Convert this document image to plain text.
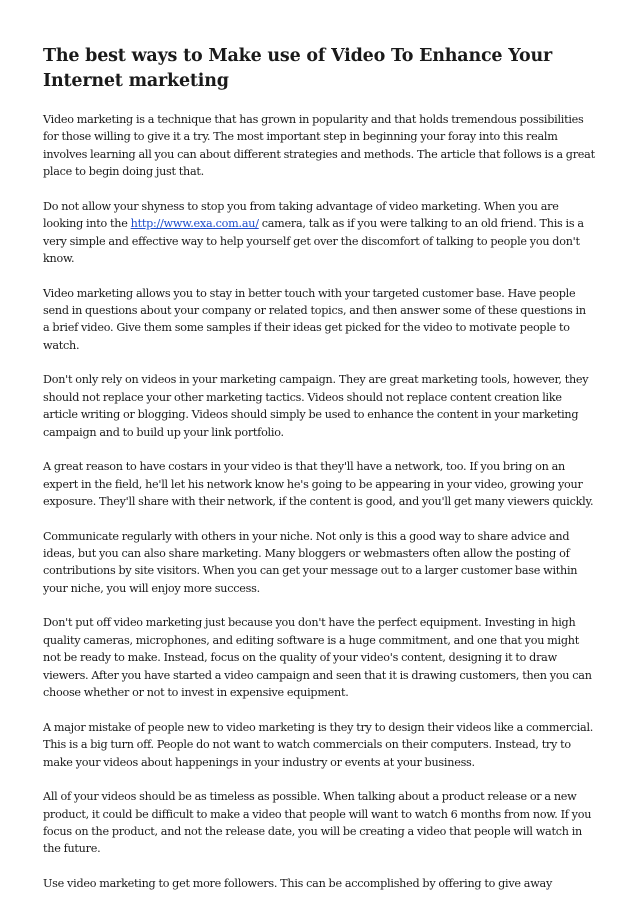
The best ways to Make use of Video To Enhance Your Internet marketing

Video marketing is a technique that has grown in popularity and that holds tremendous possibilities for those willing to give it a try. The most important step in beginning your foray into this realm involves learning all you can about different strategies and methods. The article that follows is a great place to begin doing just that.

Do not allow your shyness to stop you from taking advantage of video marketing. When you are looking into the http://www.exa.com.au/ camera, talk as if you were talking to an old friend. This is a very simple and effective way to help yourself get over the discomfort of talking to people you don't know.

Video marketing allows you to stay in better touch with your targeted customer base. Have people send in questions about your company or related topics, and then answer some of these questions in a brief video. Give them some samples if their ideas get picked for the video to motivate people to watch.

Don't only rely on videos in your marketing campaign. They are great marketing tools, however, they should not replace your other marketing tactics. Videos should not replace content creation like article writing or blogging. Videos should simply be used to enhance the content in your marketing campaign and to build up your link portfolio.

A great reason to have costars in your video is that they'll have a network, too. If you bring on an expert in the field, he'll let his network know he's going to be appearing in your video, growing your exposure. They'll share with their network, if the content is good, and you'll get many viewers quickly.

Communicate regularly with others in your niche. Not only is this a good way to share advice and ideas, but you can also share marketing. Many bloggers or webmasters often allow the posting of contributions by site visitors. When you can get your message out to a larger customer base within your niche, you will enjoy more success.

Don't put off video marketing just because you don't have the perfect equipment. Investing in high quality cameras, microphones, and editing software is a huge commitment, and one that you might not be ready to make. Instead, focus on the quality of your video's content, designing it to draw viewers. After you have started a video campaign and seen that it is drawing customers, then you can choose whether or not to invest in expensive equipment.

A major mistake of people new to video marketing is they try to design their videos like a commercial. This is a big turn off. People do not want to watch commercials on their computers. Instead, try to make your videos about happenings in your industry or events at your business.

All of your videos should be as timeless as possible. When talking about a product release or a new product, it could be difficult to make a video that people will want to watch 6 months from now. If you focus on the product, and not the release date, you will be creating a video that people will watch in the future.

Use video marketing to get more followers. This can be accomplished by offering to give away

▶ [SHORT EXERCISE] From the listing above, pick out each line where the word "base" appears.

▶ [COMPLETED EXERCISE]
Video marketing allows you to stay in better touch with your targeted customer base. Have people send in questions about your company or related topics, and then answer some of these questions in a brief video. Give them some samples if their ideas get picked for the video to motivate people to watch.
Communicate regularly with others in your niche. Not only is this a good way to share advice and ideas, but you can also share marketing. Many bloggers or webmasters often allow the posting of contributions by site visitors. When you can get your message out to a larger customer base within your niche, you will enjoy more success.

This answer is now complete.